GIVEN TASK –
Go through the listing and return every line with "numerical" in it.

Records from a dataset
-- -- --
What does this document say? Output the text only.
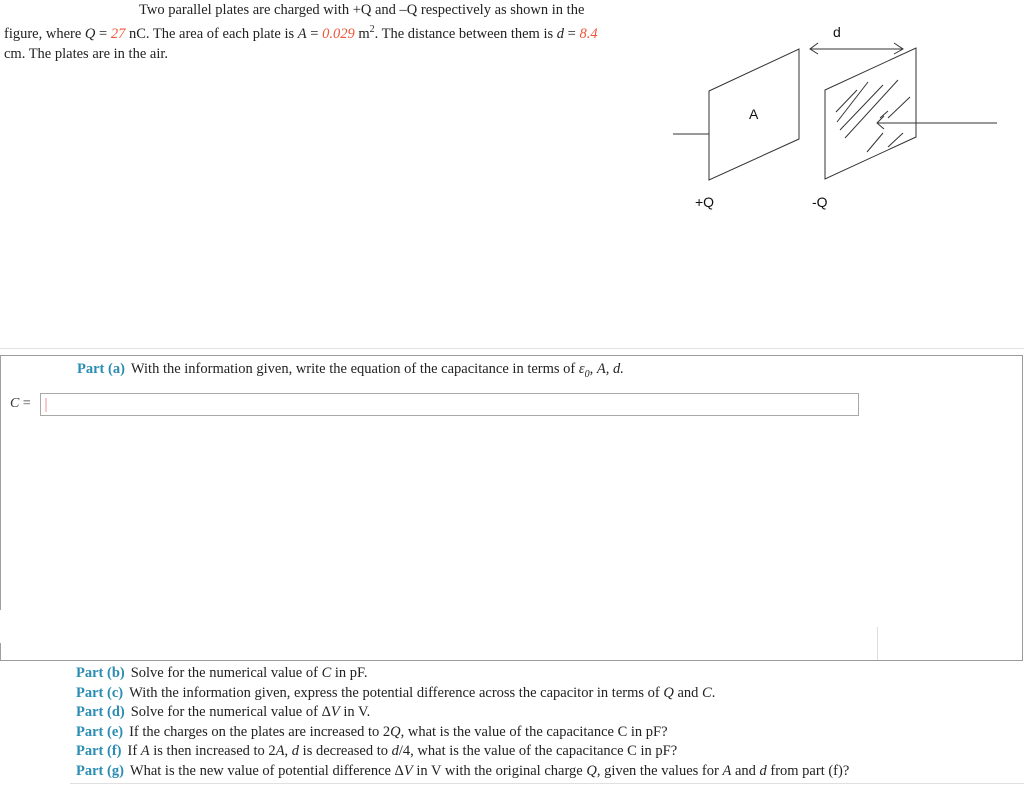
Two parallel plates are charged with +Q and –Q respectively as shown in the
figure, where Q = 27 nC. The area of each plate is A = 0.029 $m^2$. The distance between them is d = 8.4
cm. The plates are in the air.
A
d
+Q	-Q
Part (a) With the information given, write the equation of the capacitance in terms of $\varepsilon_0$, A, d.
C =
Part (b) Solve for the numerical value of C in pF.
Part (c) With the information given, express the potential difference across the capacitor in terms of Q and C.
Part (d) Solve for the numerical value of ΔV in V.
Part (e) If the charges on the plates are increased to 2Q, what is the value of the capacitance C in pF?
Part (f) If A is then increased to 2A, d is decreased to d/4, what is the value of the capacitance C in pF?
Part (g) What is the new value of potential difference ΔV in V with the original charge Q, given the values for A and d from part (f)?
-- -- --
RESPONSE FOR THIS EXERCISE –
Part (b) Solve for the numerical value of C in pF.
Part (d) Solve for the numerical value of ΔV in V.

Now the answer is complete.